■ Written task
Without omitting anything, return the records precisely as given.

■ Data provided
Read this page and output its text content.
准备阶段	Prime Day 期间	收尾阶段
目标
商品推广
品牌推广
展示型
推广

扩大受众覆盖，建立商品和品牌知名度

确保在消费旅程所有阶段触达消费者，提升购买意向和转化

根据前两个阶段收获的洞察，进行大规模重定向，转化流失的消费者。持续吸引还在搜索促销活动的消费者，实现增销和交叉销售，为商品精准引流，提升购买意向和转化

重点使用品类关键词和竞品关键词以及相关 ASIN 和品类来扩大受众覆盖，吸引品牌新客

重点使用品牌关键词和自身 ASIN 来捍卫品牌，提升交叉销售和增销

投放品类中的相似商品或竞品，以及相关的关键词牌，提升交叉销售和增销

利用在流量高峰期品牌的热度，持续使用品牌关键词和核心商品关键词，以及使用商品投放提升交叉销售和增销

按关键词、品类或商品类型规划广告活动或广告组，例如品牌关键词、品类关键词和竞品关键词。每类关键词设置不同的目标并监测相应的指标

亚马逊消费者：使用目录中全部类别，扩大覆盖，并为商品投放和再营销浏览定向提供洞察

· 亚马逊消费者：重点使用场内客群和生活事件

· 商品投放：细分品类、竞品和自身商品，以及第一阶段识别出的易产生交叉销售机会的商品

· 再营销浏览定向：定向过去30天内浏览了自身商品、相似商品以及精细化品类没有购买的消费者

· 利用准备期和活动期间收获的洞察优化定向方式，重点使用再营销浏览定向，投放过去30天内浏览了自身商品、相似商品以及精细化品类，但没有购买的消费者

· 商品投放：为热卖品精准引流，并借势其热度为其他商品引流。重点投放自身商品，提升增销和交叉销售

■ Written reply
Read this page and output its text content.
准备阶段	Prime Day 期间	收尾阶段
目标
商品推广
品牌推广
展示型
推广

扩大受众覆盖，建立商品和品牌知名度

确保在消费旅程所有阶段触达消费者，提升购买意向和转化

根据前两个阶段收获的洞察，进行大规模重定向，转化流失的消费者。持续吸引还在搜索促销活动的消费者，实现增销和交叉销售，为商品精准引流，提升购买意向和转化

重点使用品类关键词和竞品关键词以及相关 ASIN 和品类来扩大受众覆盖，吸引品牌新客

重点使用品牌关键词和自身 ASIN 来捍卫品牌，提升交叉销售和增销

投放品类中的相似商品或竞品，以及相关的关键词牌，提升交叉销售和增销

利用在流量高峰期品牌的热度，持续使用品牌关键词和核心商品关键词，以及使用商品投放提升交叉销售和增销

按关键词、品类或商品类型规划广告活动或广告组，例如品牌关键词、品类关键词和竞品关键词。每类关键词设置不同的目标并监测相应的指标

亚马逊消费者：使用目录中全部类别，扩大覆盖，并为商品投放和再营销浏览定向提供洞察

· 亚马逊消费者：重点使用场内客群和生活事件

· 商品投放：细分品类、竞品和自身商品，以及第一阶段识别出的易产生交叉销售机会的商品

· 再营销浏览定向：定向过去30天内浏览了自身商品、相似商品以及精细化品类没有购买的消费者

· 利用准备期和活动期间收获的洞察优化定向方式，重点使用再营销浏览定向，投放过去30天内浏览了自身商品、相似商品以及精细化品类，但没有购买的消费者

· 商品投放：为热卖品精准引流，并借势其热度为其他商品引流。重点投放自身商品，提升增销和交叉销售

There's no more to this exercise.